# START OF Provided passage
There’s a curious thing about unlikely independent events: no matter how rare, they’re most likely to happen right away.
Let’s get hypothetical
You’ve taken a bet that pays off if you guess the exact date of the next occurrence of a rare event (p = 0.0001 on any given day i.i.d). What day do you choose? In other words, what is the most likely day for this rare event to occur?
Setting aside for now why in the world you’ve taken such a silly sounding bet, it would seem as though a reasonable way to think about it would be to ask: what is the expected number of days until the event? That must be the best bet, right?
We can work out the expected number of days quite easily as 1/p = 10000. So using the logic of expectation, we would choose day 10000 as our bet.
Let’s simulate to see how often we would win with this strategy. We’ll simulate the outcomes by flipping a weighted coin until it comes out heads. We’ll do this 100,000 times and record how many flips it took each time.
The event occurred on day 10,000 exactly 35 times. However, if we look at a histogram of our simulation experiment, we can see that the time it took for the rare event to happen was more often short, than long. In fact, the event occurred 103 times on the very first flip (the most common Time to Event in our set)!
# END OF Provided passage
# START OF Entries provided
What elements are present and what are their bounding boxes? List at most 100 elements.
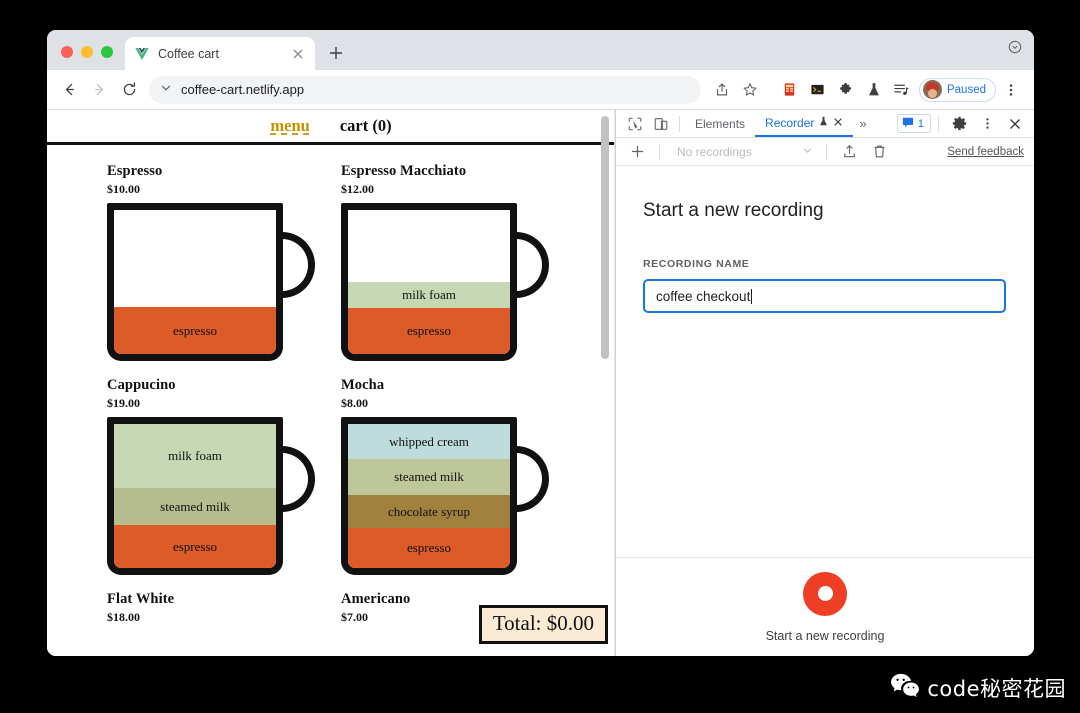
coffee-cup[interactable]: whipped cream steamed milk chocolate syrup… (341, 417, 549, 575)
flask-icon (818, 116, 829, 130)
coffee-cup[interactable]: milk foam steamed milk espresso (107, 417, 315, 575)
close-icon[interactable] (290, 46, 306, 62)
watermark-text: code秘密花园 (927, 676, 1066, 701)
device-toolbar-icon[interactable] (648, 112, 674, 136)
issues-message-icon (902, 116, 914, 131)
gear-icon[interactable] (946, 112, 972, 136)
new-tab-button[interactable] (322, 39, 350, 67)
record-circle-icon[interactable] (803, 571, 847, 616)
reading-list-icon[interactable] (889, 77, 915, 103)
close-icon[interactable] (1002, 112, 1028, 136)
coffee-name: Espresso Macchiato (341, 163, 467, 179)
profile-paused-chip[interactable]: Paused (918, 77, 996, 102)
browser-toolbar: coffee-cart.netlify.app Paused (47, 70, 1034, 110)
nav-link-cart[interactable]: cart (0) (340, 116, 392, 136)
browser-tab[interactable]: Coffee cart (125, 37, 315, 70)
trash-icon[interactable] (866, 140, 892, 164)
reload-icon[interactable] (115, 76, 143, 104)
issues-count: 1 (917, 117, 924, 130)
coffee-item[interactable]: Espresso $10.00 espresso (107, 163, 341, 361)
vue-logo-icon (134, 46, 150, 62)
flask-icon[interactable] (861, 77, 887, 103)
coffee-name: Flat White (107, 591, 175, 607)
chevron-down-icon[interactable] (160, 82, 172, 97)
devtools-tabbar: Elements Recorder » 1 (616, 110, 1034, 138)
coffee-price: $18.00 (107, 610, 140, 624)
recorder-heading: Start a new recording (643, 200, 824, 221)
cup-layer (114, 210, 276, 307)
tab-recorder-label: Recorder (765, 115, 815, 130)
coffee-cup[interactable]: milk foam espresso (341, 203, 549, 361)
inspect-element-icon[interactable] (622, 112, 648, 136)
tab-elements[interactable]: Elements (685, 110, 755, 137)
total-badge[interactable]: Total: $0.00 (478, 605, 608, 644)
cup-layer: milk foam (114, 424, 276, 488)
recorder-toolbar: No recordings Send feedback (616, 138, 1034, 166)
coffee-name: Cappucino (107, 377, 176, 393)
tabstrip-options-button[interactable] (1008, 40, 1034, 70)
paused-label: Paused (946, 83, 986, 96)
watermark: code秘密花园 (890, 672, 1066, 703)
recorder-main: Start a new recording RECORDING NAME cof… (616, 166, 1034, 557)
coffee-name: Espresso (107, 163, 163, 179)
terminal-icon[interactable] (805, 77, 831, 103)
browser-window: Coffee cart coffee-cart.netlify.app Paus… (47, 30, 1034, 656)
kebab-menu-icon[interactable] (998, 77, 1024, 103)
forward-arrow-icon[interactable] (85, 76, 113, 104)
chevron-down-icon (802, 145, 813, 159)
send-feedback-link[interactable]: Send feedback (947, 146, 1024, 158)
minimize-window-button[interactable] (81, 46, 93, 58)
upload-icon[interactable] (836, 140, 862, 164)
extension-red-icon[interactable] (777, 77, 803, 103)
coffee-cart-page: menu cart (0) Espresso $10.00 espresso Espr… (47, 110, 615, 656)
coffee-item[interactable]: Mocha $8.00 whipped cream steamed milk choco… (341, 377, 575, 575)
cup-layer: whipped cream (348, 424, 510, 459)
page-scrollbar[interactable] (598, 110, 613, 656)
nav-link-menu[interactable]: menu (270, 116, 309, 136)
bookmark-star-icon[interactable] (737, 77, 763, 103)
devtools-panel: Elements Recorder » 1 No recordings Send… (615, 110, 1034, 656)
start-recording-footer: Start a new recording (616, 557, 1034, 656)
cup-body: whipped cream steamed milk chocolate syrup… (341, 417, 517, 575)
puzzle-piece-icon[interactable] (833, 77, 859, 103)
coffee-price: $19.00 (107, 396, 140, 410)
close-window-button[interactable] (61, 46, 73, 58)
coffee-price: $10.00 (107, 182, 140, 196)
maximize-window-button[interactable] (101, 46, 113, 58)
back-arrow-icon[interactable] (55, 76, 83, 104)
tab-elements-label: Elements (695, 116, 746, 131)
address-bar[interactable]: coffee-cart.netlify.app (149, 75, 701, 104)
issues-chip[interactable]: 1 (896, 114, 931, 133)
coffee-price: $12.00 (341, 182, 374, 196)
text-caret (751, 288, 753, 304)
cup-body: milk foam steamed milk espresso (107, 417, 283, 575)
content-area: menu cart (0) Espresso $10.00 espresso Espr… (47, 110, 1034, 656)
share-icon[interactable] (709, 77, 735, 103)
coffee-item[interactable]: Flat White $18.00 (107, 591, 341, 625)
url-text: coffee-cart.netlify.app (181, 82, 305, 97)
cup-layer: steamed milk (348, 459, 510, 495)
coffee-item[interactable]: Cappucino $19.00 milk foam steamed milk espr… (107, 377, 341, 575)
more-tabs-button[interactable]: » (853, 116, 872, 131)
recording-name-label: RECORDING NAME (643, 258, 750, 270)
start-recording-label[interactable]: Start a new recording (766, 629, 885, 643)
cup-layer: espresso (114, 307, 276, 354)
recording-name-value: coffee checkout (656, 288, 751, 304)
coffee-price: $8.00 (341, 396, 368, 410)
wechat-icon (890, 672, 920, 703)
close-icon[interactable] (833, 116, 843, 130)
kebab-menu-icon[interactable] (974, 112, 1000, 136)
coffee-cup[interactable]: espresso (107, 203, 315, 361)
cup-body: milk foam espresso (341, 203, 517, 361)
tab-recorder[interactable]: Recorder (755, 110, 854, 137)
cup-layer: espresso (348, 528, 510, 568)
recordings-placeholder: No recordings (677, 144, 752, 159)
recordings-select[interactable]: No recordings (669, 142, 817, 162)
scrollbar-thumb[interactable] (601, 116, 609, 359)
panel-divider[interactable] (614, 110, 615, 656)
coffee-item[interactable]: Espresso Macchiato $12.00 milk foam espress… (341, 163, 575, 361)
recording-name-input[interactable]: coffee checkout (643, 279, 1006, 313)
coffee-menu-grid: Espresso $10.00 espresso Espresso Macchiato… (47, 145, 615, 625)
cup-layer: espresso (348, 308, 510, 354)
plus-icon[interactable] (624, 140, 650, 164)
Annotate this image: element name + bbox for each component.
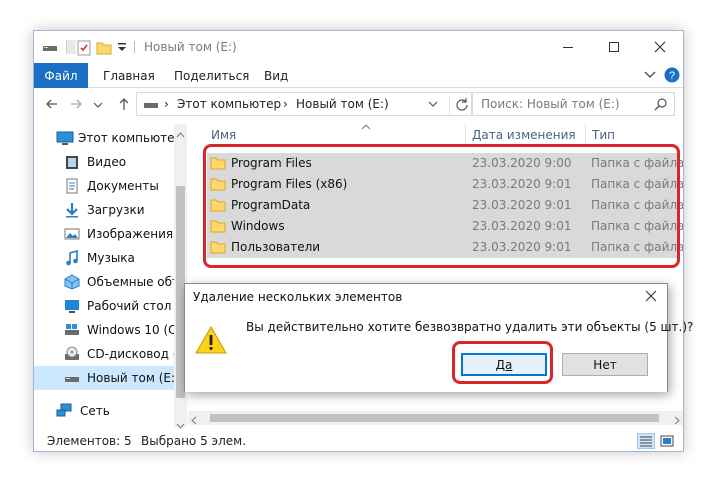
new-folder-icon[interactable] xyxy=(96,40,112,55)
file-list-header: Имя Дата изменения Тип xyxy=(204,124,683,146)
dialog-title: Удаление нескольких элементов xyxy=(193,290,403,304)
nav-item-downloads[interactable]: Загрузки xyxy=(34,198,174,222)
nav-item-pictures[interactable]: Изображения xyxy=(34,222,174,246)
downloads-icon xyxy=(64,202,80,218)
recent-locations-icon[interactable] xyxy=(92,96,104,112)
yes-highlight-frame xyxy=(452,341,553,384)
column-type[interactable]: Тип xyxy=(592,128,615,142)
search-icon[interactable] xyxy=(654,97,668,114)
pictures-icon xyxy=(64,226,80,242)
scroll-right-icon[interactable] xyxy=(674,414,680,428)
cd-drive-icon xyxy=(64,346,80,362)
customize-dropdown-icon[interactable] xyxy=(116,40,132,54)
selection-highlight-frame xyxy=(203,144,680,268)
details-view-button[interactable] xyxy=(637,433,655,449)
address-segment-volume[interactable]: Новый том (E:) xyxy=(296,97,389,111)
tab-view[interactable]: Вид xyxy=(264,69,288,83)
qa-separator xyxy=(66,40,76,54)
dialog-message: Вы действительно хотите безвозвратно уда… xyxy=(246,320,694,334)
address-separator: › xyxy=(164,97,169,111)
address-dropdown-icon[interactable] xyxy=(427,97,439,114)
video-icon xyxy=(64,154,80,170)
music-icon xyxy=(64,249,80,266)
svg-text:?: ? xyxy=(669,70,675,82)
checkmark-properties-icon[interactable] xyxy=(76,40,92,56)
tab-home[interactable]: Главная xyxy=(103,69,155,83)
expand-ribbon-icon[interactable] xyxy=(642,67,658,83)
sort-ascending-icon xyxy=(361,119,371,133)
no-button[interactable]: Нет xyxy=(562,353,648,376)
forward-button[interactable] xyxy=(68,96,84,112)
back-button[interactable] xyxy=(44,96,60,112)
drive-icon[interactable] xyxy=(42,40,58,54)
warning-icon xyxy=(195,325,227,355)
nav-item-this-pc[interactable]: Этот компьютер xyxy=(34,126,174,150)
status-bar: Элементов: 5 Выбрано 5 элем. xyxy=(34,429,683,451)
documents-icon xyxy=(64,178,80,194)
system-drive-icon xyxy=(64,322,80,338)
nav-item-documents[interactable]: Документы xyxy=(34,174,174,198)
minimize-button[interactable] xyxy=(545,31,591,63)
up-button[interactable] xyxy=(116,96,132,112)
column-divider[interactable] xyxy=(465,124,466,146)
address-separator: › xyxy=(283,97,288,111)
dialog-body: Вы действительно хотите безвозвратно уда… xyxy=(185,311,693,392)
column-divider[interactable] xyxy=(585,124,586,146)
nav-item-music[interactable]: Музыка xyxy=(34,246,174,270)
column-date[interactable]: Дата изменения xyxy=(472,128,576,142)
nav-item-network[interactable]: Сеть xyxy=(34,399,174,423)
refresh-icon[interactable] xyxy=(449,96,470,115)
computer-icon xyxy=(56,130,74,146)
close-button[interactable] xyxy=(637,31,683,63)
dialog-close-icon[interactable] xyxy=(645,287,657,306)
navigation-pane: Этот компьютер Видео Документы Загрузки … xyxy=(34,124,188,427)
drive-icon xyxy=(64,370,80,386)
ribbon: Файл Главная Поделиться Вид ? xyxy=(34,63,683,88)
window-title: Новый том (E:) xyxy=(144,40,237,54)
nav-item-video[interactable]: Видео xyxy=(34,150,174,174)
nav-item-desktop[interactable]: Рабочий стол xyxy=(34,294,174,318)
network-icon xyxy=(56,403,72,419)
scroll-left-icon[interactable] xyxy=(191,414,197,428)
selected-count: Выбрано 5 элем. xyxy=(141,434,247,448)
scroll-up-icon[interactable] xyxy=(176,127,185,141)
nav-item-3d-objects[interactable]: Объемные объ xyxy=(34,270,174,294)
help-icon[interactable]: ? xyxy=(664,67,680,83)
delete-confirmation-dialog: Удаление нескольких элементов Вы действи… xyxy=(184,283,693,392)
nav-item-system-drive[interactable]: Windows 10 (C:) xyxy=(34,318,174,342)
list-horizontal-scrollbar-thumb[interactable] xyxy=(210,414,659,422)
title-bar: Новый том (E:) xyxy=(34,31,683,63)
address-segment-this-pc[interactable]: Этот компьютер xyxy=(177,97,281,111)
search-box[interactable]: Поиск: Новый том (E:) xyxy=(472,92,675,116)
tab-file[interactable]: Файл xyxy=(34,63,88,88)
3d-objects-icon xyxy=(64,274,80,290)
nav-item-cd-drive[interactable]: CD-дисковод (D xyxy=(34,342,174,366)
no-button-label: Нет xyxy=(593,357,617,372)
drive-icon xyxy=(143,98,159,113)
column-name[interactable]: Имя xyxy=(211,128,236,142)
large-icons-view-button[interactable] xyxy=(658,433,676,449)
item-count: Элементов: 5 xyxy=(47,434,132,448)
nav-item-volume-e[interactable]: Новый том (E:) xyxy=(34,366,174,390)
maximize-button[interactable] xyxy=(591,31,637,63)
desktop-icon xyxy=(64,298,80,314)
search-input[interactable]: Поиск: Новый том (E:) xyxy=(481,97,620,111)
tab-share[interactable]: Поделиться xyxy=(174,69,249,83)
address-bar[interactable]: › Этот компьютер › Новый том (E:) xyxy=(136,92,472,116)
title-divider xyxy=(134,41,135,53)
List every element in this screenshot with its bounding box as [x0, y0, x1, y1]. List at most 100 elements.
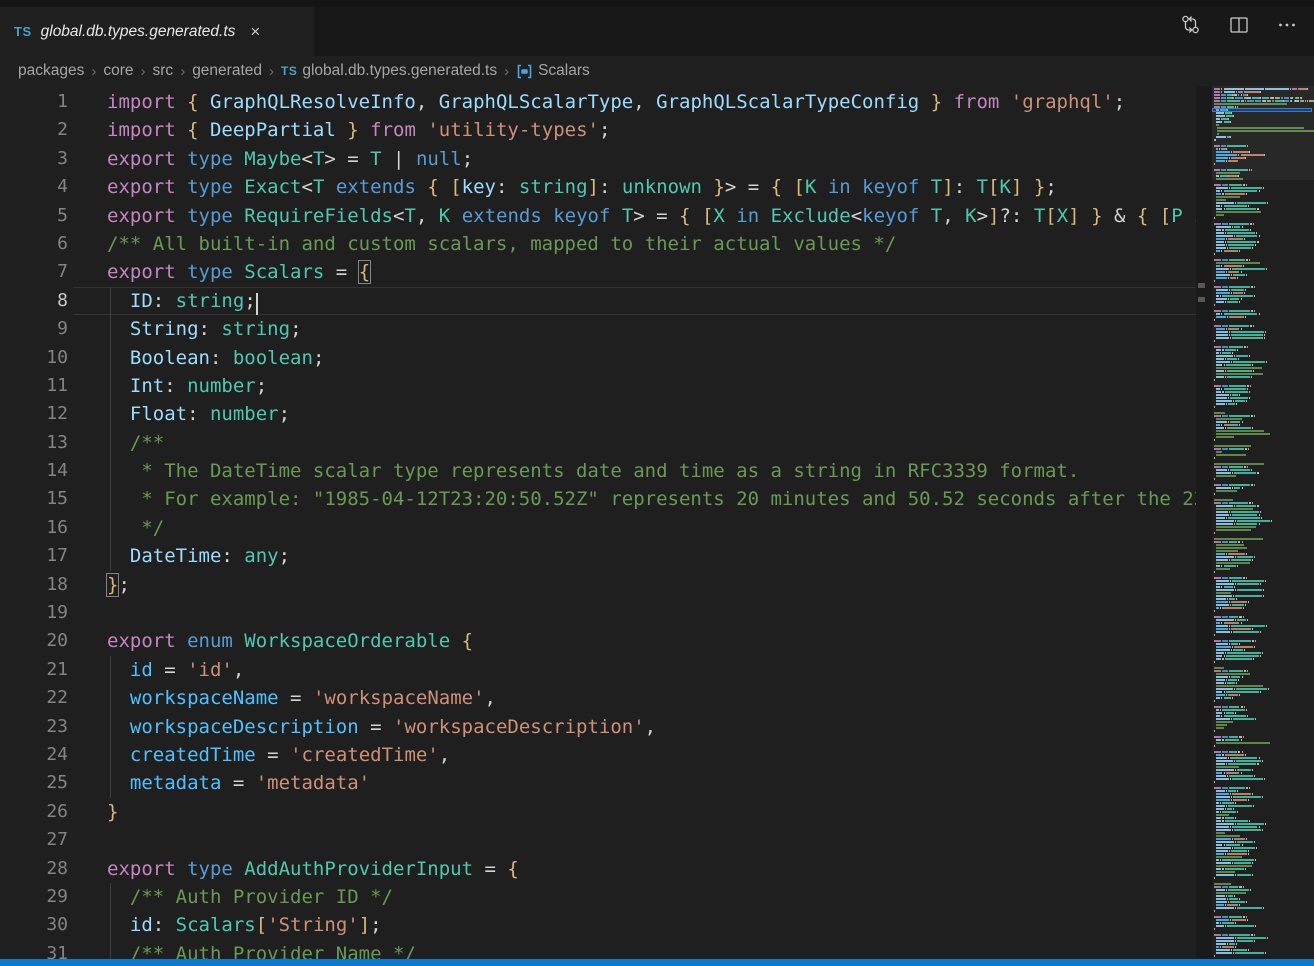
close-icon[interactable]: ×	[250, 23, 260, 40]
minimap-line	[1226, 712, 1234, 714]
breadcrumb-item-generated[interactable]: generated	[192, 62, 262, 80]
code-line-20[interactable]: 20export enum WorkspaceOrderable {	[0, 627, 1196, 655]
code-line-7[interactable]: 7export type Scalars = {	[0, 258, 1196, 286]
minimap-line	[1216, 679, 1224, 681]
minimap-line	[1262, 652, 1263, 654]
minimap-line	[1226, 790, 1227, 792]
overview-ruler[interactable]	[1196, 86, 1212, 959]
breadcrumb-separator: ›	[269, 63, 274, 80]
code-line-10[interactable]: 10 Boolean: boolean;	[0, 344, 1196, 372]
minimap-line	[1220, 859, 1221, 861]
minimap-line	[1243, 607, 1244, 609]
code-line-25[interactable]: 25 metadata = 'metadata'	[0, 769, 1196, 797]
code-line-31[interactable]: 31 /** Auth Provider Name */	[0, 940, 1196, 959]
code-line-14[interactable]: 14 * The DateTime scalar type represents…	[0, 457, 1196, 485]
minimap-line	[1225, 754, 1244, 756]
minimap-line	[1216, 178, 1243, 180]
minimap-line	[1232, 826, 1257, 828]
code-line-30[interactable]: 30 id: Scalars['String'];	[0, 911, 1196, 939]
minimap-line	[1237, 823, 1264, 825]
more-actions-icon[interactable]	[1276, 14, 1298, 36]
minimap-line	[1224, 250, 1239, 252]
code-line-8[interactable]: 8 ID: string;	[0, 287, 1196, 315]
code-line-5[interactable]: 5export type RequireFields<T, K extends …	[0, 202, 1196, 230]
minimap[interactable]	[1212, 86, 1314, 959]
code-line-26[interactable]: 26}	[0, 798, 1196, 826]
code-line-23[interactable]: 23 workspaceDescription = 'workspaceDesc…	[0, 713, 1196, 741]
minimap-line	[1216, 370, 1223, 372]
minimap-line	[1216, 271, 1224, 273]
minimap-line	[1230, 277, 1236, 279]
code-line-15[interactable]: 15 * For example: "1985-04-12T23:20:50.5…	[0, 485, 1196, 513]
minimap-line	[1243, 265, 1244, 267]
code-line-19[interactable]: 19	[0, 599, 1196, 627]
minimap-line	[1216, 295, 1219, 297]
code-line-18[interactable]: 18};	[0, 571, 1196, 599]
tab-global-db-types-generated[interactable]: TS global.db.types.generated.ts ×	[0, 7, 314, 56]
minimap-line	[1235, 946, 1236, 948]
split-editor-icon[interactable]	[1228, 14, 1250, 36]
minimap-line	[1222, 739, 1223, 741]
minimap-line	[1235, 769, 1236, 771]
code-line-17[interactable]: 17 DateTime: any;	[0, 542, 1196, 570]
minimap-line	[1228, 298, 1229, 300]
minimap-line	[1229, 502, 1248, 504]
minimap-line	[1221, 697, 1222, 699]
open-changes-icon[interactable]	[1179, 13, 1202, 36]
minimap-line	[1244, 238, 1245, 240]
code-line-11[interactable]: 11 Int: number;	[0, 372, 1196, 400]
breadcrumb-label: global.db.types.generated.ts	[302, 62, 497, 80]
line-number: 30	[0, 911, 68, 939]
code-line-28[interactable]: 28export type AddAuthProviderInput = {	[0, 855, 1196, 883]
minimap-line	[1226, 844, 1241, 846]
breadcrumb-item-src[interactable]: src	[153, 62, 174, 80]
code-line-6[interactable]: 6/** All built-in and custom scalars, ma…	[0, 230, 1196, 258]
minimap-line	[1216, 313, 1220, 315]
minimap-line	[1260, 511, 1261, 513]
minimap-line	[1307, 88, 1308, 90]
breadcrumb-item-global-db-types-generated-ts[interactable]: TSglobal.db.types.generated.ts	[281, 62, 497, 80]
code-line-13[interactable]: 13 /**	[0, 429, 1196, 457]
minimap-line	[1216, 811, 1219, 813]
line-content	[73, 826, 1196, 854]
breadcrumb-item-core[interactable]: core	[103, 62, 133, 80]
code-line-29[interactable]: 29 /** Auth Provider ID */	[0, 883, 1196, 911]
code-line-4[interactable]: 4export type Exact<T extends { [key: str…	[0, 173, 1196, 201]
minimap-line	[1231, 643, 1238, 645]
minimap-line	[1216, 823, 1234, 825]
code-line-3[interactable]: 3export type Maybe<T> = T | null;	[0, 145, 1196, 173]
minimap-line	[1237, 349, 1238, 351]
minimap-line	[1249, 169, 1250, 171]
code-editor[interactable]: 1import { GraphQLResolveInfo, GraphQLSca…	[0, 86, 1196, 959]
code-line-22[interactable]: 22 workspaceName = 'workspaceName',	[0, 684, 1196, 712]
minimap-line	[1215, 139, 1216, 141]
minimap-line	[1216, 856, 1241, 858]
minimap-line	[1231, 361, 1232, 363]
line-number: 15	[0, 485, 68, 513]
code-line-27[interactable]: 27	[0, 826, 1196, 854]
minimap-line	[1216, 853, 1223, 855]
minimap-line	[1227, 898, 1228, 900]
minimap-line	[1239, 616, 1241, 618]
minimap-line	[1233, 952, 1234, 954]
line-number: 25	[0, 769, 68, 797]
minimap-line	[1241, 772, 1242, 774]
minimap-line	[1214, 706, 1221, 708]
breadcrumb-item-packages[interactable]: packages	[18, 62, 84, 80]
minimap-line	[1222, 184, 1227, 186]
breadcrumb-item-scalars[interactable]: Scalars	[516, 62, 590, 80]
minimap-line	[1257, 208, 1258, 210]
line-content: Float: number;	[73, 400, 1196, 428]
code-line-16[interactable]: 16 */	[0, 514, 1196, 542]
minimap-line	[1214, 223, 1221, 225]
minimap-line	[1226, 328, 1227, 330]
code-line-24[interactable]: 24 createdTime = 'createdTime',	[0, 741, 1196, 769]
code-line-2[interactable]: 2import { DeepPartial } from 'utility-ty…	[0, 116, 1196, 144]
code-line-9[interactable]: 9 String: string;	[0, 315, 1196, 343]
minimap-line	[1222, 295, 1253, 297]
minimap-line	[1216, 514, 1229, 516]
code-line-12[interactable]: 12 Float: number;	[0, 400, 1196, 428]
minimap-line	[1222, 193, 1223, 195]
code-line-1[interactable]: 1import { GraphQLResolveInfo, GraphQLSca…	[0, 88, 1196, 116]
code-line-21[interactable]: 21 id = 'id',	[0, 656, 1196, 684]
# END OF Entries provided
> **Set tasks**:
(1) Answer these questions using the passage on rare events:
(a) What is the daily probability of the rare event in the hypothetical bet?
(b) How many times was the weighted-coin simulation run?
(c) On how many runs did the event occur on the very first flip?
(2) Extend the passage on rare events beyond its final sentence, keeping its tone and its line of reasoning.
These listings come from a separate source and are unrelated to the passage on rare events.

> **Responses to the tasks**:
(1)
(a) 0.0001 on any given day.
(b) 100,000 times.
(c) 103 times.

(2)
So from the experiment it would seem that the most likely amount of time to pass until the rare event occurs is 0. Maybe our hypothetical event was just not rare enough. Let’s try it again with p=0.0000001, or an event with a 1 in 1million chance of occurring each day.
While now our event is extremely unlikely to occur, it’s still most likely to occur right away.
Existential Risk
What does this all have to do with seizing the day? Everything we do in a given day comes with some degree of risk. The Stanford professor Ronald A. Howard conceived of a way of measuring the riskiness of various day-to-day activities, which he termed the micromort. One micromort is a unit of risk equal to p = 0.000001 (1 in a million chance) of death. We are all subject to a baseline level of risk in micromorts, and additional activities may add or subtract from that level (skiing, for instance adds 0.7 micromorts per day).
While minimizing the risks we assume in our day-to-day lives can increase our expected life span, the most likely exact day of our demise is always our next one. So carpe diem!!
Post Script:
Don’t get too freaked out by all of this. It’s just a bit of fun that comes from viewing the problem in a very specific way. That is, as a question of which exact day is most likely. The much more natural way to view it is to ask, what is the relative probability of the unlikely event occurring tomorrow vs any other day but tomorrow. I leave it to the reader to confirm that for events with p < 0.5, the latter is always more likely.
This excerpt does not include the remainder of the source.